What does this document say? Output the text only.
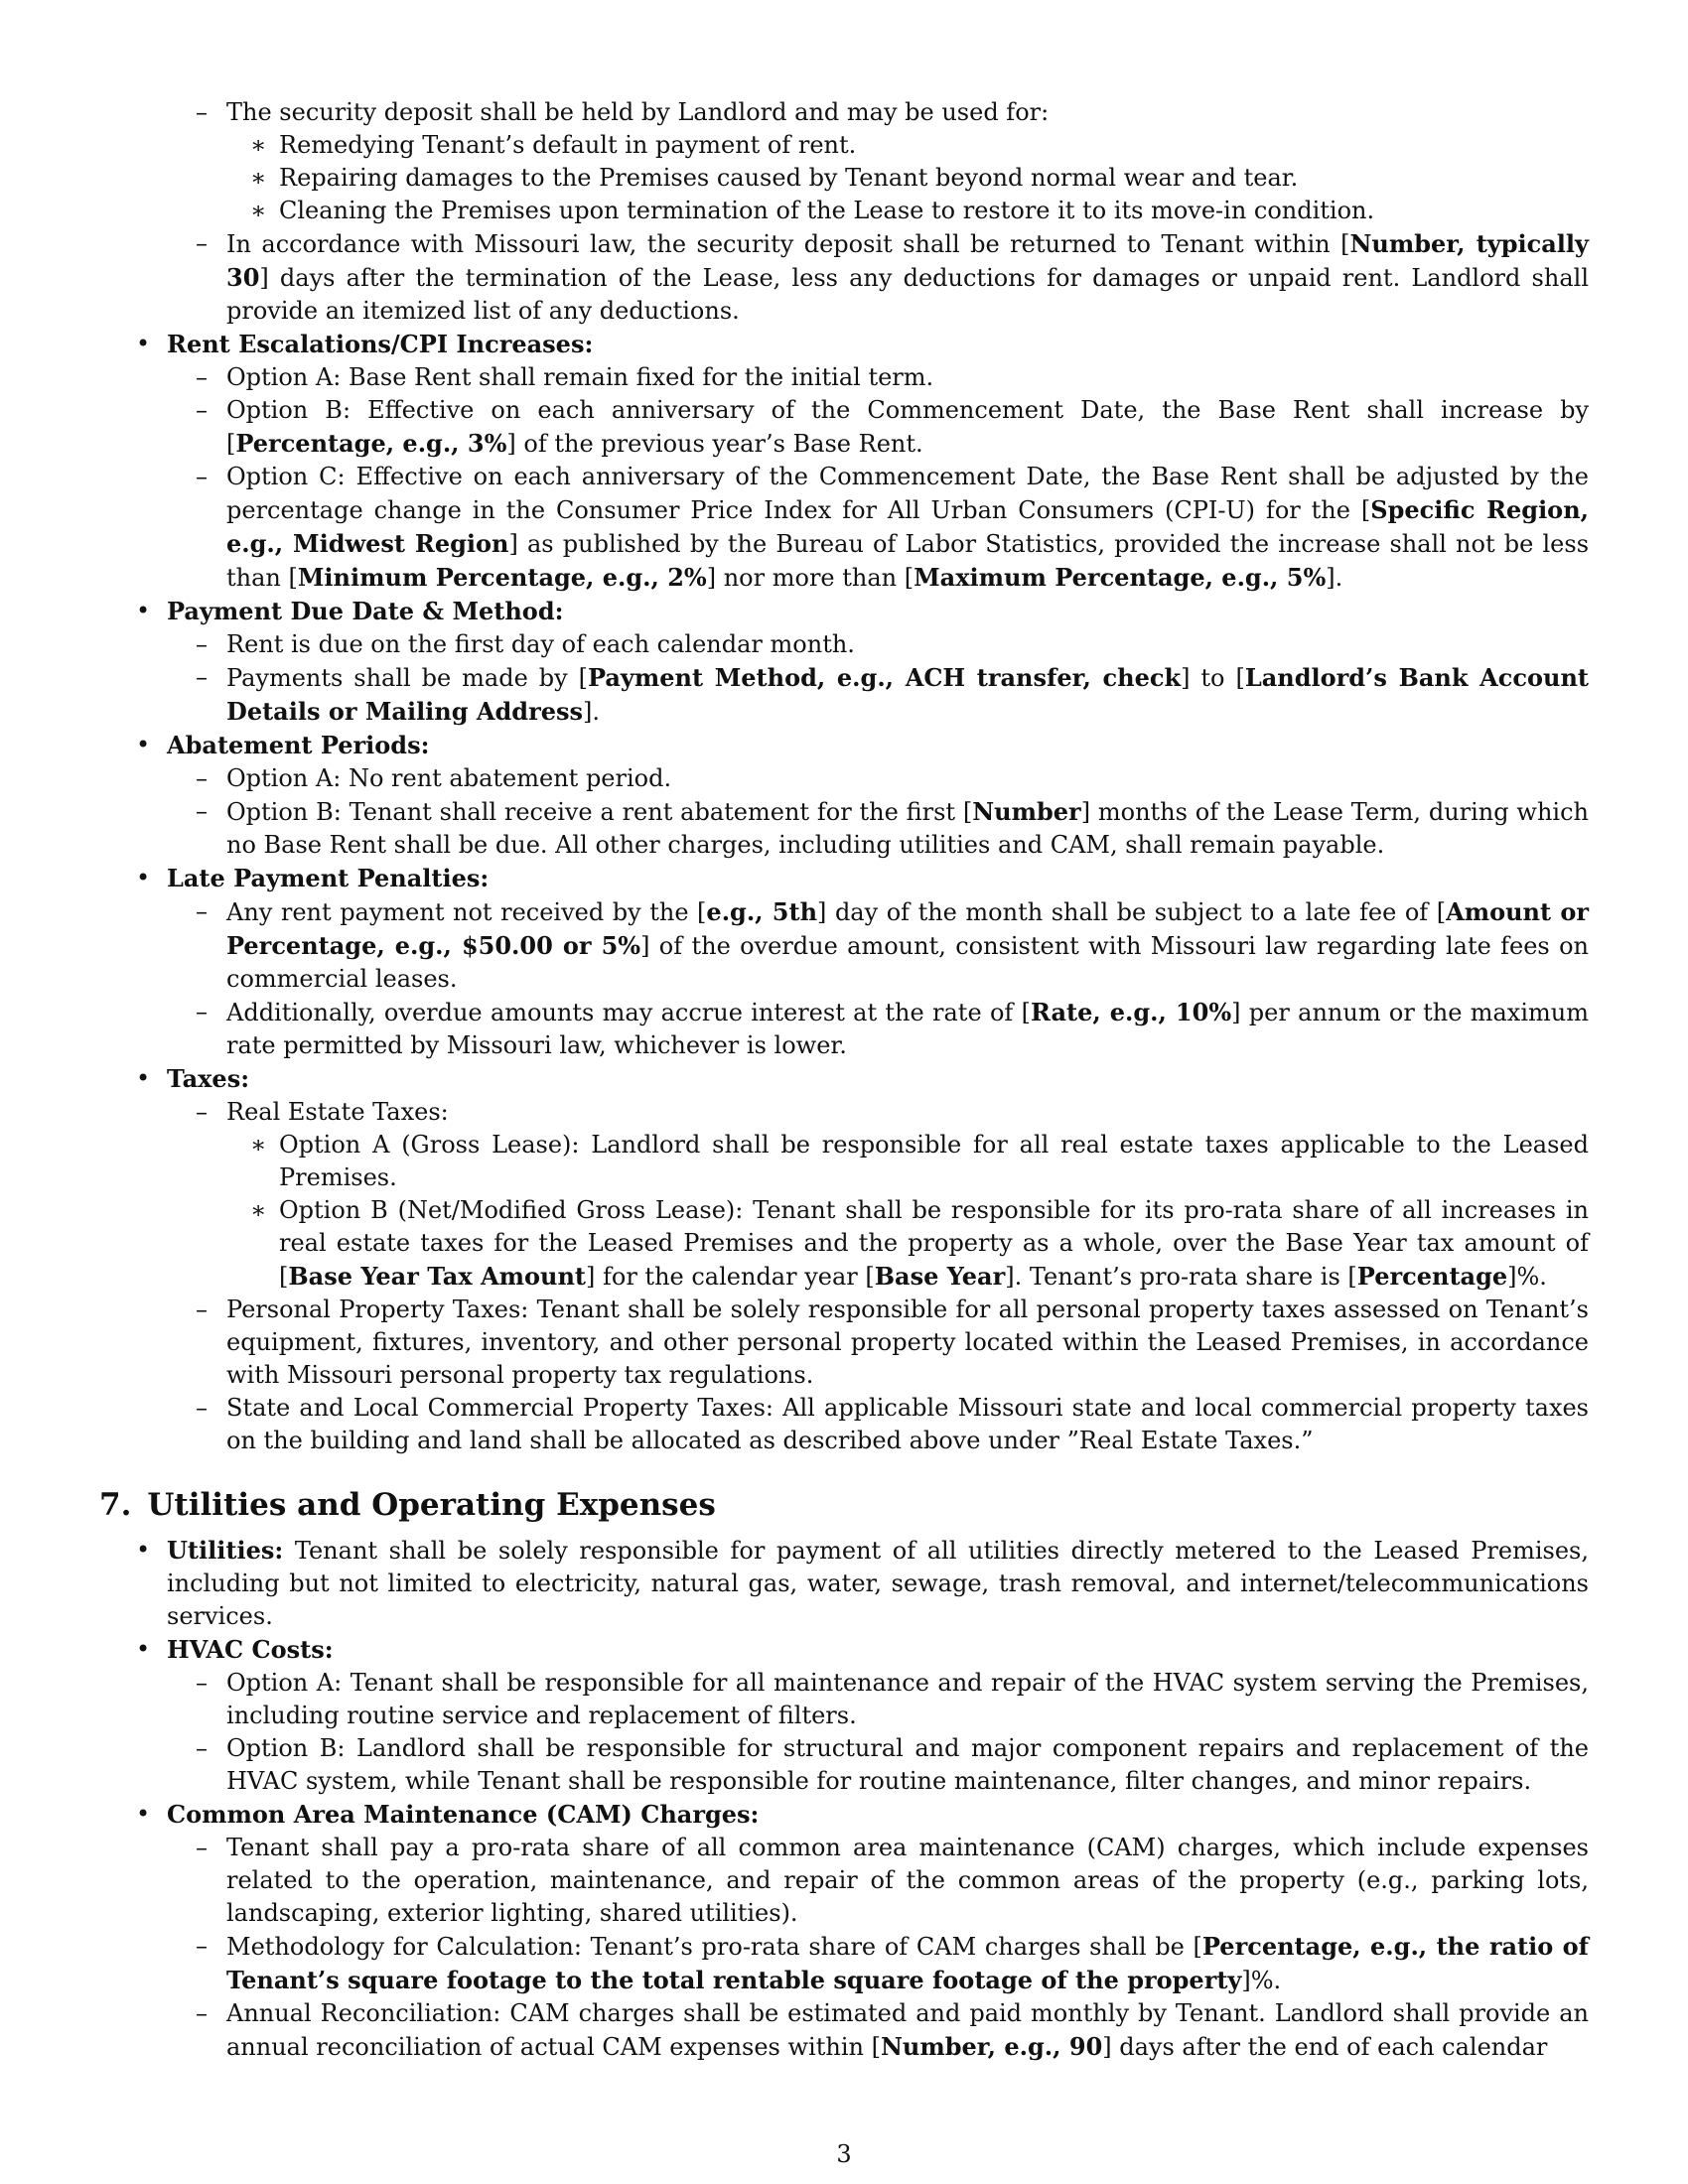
– The security deposit shall be held by Landlord and may be used for:
∗ Remedying Tenant’s default in payment of rent.
∗ Repairing damages to the Premises caused by Tenant beyond normal wear and tear.
∗ Cleaning the Premises upon termination of the Lease to restore it to its move-in condition.
– In accordance with Missouri law, the security deposit shall be returned to Tenant within [Number, typically 30] days after the termination of the Lease, less any deductions for damages or unpaid rent. Landlord shall provide an itemized list of any deductions.
• Rent Escalations/CPI Increases:
– Option A: Base Rent shall remain fixed for the initial term.
– Option B: Effective on each anniversary of the Commencement Date, the Base Rent shall increase by [Percentage, e.g., 3%] of the previous year’s Base Rent.
– Option C: Effective on each anniversary of the Commencement Date, the Base Rent shall be adjusted by the percentage change in the Consumer Price Index for All Urban Consumers (CPI-U) for the [Specific Region, e.g., Midwest Region] as published by the Bureau of Labor Statistics, provided the increase shall not be less than [Minimum Percentage, e.g., 2%] nor more than [Maximum Percentage, e.g., 5%].
• Payment Due Date & Method:
– Rent is due on the first day of each calendar month.
– Payments shall be made by [Payment Method, e.g., ACH transfer, check] to [Landlord’s Bank Account Details or Mailing Address].
• Abatement Periods:
– Option A: No rent abatement period.
– Option B: Tenant shall receive a rent abatement for the first [Number] months of the Lease Term, during which no Base Rent shall be due. All other charges, including utilities and CAM, shall remain payable.
• Late Payment Penalties:
– Any rent payment not received by the [e.g., 5th] day of the month shall be subject to a late fee of [Amount or Percentage, e.g., $50.00 or 5%] of the overdue amount, consistent with Missouri law regarding late fees on commercial leases.
– Additionally, overdue amounts may accrue interest at the rate of [Rate, e.g., 10%] per annum or the maximum rate permitted by Missouri law, whichever is lower.
• Taxes:
– Real Estate Taxes:
∗ Option A (Gross Lease): Landlord shall be responsible for all real estate taxes applicable to the Leased Premises.
∗ Option B (Net/Modified Gross Lease): Tenant shall be responsible for its pro-rata share of all increases in real estate taxes for the Leased Premises and the property as a whole, over the Base Year tax amount of [Base Year Tax Amount] for the calendar year [Base Year]. Tenant’s pro-rata share is [Percentage]%.
– Personal Property Taxes: Tenant shall be solely responsible for all personal property taxes assessed on Tenant’s equipment, fixtures, inventory, and other personal property located within the Leased Premises, in accordance with Missouri personal property tax regulations.
– State and Local Commercial Property Taxes: All applicable Missouri state and local commercial property taxes on the building and land shall be allocated as described above under ”Real Estate Taxes.”
7. Utilities and Operating Expenses
• Utilities: Tenant shall be solely responsible for payment of all utilities directly metered to the Leased Premises, including but not limited to electricity, natural gas, water, sewage, trash removal, and internet/telecommunications services.
• HVAC Costs:
– Option A: Tenant shall be responsible for all maintenance and repair of the HVAC system serving the Premises, including routine service and replacement of filters.
– Option B: Landlord shall be responsible for structural and major component repairs and replacement of the HVAC system, while Tenant shall be responsible for routine maintenance, filter changes, and minor repairs.
• Common Area Maintenance (CAM) Charges:
– Tenant shall pay a pro-rata share of all common area maintenance (CAM) charges, which include expenses related to the operation, maintenance, and repair of the common areas of the property (e.g., parking lots, landscaping, exterior lighting, shared utilities).
– Methodology for Calculation: Tenant’s pro-rata share of CAM charges shall be [Percentage, e.g., the ratio of Tenant’s square footage to the total rentable square footage of the property]%.
– Annual Reconciliation: CAM charges shall be estimated and paid monthly by Tenant. Landlord shall provide an annual reconciliation of actual CAM expenses within [Number, e.g., 90] days after the end of each calendar
3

### Task brief:
Of the lines in the data, how many contain the word "accordance"? Provide the number and nothing further.

### The output:
2